Each record below should appear again exactly as written.

[Records that describe figures]
:::::

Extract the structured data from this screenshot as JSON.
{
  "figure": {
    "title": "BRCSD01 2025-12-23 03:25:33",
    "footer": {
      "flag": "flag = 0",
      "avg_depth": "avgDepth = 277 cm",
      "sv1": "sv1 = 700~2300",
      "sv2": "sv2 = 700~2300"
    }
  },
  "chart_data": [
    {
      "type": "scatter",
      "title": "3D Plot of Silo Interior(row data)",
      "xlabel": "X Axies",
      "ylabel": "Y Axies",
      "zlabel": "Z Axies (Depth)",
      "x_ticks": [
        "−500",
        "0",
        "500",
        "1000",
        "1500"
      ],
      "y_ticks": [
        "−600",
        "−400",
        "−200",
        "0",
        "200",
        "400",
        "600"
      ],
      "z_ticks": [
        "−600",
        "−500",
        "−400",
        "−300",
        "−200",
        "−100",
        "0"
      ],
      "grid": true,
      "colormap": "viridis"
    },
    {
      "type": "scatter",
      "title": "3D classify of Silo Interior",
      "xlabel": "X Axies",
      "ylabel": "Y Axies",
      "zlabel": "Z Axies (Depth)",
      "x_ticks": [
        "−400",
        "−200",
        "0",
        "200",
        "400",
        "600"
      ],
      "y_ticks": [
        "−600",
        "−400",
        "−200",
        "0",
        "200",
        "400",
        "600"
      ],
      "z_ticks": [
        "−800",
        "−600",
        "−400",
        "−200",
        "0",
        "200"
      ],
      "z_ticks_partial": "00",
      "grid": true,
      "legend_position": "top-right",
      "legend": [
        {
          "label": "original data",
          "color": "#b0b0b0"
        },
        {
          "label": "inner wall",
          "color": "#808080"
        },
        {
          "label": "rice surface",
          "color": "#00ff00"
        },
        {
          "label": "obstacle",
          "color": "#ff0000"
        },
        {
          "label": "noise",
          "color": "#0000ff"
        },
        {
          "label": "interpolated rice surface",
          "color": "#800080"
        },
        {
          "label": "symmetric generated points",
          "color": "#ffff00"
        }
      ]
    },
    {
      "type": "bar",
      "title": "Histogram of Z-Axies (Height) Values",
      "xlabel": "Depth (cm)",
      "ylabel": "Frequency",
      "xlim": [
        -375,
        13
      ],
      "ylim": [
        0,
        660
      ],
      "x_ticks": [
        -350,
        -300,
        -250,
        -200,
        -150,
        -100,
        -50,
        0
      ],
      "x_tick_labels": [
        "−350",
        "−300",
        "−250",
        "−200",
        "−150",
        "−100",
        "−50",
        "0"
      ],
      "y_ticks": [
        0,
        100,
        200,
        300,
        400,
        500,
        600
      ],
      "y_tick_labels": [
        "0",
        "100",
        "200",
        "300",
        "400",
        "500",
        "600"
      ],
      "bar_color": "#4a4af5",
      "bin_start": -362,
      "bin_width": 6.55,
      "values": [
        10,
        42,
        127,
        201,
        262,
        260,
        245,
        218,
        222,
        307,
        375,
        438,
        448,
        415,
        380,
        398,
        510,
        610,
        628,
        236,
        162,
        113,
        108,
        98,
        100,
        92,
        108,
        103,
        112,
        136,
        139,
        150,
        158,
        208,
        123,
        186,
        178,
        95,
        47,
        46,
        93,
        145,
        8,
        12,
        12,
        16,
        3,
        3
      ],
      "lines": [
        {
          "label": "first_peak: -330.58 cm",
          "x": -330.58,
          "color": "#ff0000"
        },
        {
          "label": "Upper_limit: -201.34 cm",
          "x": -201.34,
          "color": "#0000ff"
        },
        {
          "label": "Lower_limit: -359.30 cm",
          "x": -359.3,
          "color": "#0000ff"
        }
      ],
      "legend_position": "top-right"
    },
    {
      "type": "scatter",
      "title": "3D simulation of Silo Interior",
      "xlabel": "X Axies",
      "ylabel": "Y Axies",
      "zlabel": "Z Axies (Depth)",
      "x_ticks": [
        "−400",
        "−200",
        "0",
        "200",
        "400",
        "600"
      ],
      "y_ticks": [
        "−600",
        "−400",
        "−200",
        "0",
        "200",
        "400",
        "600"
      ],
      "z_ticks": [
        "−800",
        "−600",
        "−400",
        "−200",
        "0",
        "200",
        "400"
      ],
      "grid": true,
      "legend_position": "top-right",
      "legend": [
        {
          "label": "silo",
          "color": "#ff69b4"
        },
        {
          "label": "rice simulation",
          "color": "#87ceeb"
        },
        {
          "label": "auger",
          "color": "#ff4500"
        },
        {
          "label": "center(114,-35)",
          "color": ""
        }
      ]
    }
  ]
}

:::::

-- Response below --
Extract the structured data from this screenshot as JSON.
{
  "figure": {
    "title": "BRCSD01 2025-12-23 03:25:33",
    "footer": {
      "flag": "flag = 0",
      "avg_depth": "avgDepth = 277 cm",
      "sv1": "sv1 = 700~2300",
      "sv2": "sv2 = 700~2300"
    }
  },
  "chart_data": [
    {
      "type": "scatter",
      "title": "3D Plot of Silo Interior(row data)",
      "xlabel": "X Axies",
      "ylabel": "Y Axies",
      "zlabel": "Z Axies (Depth)",
      "x_ticks": [
        "−500",
        "0",
        "500",
        "1000",
        "1500"
      ],
      "y_ticks": [
        "−600",
        "−400",
        "−200",
        "0",
        "200",
        "400",
        "600"
      ],
      "z_ticks": [
        "−600",
        "−500",
        "−400",
        "−300",
        "−200",
        "−100",
        "0"
      ],
      "grid": true,
      "colormap": "viridis"
    },
    {
      "type": "scatter",
      "title": "3D classify of Silo Interior",
      "xlabel": "X Axies",
      "ylabel": "Y Axies",
      "zlabel": "Z Axies (Depth)",
      "x_ticks": [
        "−400",
        "−200",
        "0",
        "200",
        "400",
        "600"
      ],
      "y_ticks": [
        "−600",
        "−400",
        "−200",
        "0",
        "200",
        "400",
        "600"
      ],
      "z_ticks": [
        "−800",
        "−600",
        "−400",
        "−200",
        "0",
        "200"
      ],
      "z_ticks_partial": "00",
      "grid": true,
      "legend_position": "top-right",
      "legend": [
        {
          "label": "original data",
          "color": "#b0b0b0"
        },
        {
          "label": "inner wall",
          "color": "#808080"
        },
        {
          "label": "rice surface",
          "color": "#00ff00"
        },
        {
          "label": "obstacle",
          "color": "#ff0000"
        },
        {
          "label": "noise",
          "color": "#0000ff"
        },
        {
          "label": "interpolated rice surface",
          "color": "#800080"
        },
        {
          "label": "symmetric generated points",
          "color": "#ffff00"
        }
      ]
    },
    {
      "type": "bar",
      "title": "Histogram of Z-Axies (Height) Values",
      "xlabel": "Depth (cm)",
      "ylabel": "Frequency",
      "xlim": [
        -375,
        13
      ],
      "ylim": [
        0,
        660
      ],
      "x_ticks": [
        -350,
        -300,
        -250,
        -200,
        -150,
        -100,
        -50,
        0
      ],
      "x_tick_labels": [
        "−350",
        "−300",
        "−250",
        "−200",
        "−150",
        "−100",
        "−50",
        "0"
      ],
      "y_ticks": [
        0,
        100,
        200,
        300,
        400,
        500,
        600
      ],
      "y_tick_labels": [
        "0",
        "100",
        "200",
        "300",
        "400",
        "500",
        "600"
      ],
      "bar_color": "#4a4af5",
      "bin_start": -362,
      "bin_width": 6.55,
      "values": [
        10,
        42,
        127,
        201,
        262,
        260,
        245,
        218,
        222,
        307,
        375,
        438,
        448,
        415,
        380,
        398,
        510,
        610,
        628,
        236,
        162,
        113,
        108,
        98,
        100,
        92,
        108,
        103,
        112,
        136,
        139,
        150,
        158,
        208,
        123,
        186,
        178,
        95,
        47,
        46,
        93,
        145,
        8,
        12,
        12,
        16,
        3,
        3
      ],
      "lines": [
        {
          "label": "first_peak: -330.58 cm",
          "x": -330.58,
          "color": "#ff0000"
        },
        {
          "label": "Upper_limit: -201.34 cm",
          "x": -201.34,
          "color": "#0000ff"
        },
        {
          "label": "Lower_limit: -359.30 cm",
          "x": -359.3,
          "color": "#0000ff"
        }
      ],
      "legend_position": "top-right"
    },
    {
      "type": "scatter",
      "title": "3D simulation of Silo Interior",
      "xlabel": "X Axies",
      "ylabel": "Y Axies",
      "zlabel": "Z Axies (Depth)",
      "x_ticks": [
        "−400",
        "−200",
        "0",
        "200",
        "400",
        "600"
      ],
      "y_ticks": [
        "−600",
        "−400",
        "−200",
        "0",
        "200",
        "400",
        "600"
      ],
      "z_ticks": [
        "−800",
        "−600",
        "−400",
        "−200",
        "0",
        "200",
        "400"
      ],
      "grid": true,
      "legend_position": "top-right",
      "legend": [
        {
          "label": "silo",
          "color": "#ff69b4"
        },
        {
          "label": "rice simulation",
          "color": "#87ceeb"
        },
        {
          "label": "auger",
          "color": "#ff4500"
        },
        {
          "label": "center(114,-35)",
          "color": ""
        }
      ]
    }
  ]
}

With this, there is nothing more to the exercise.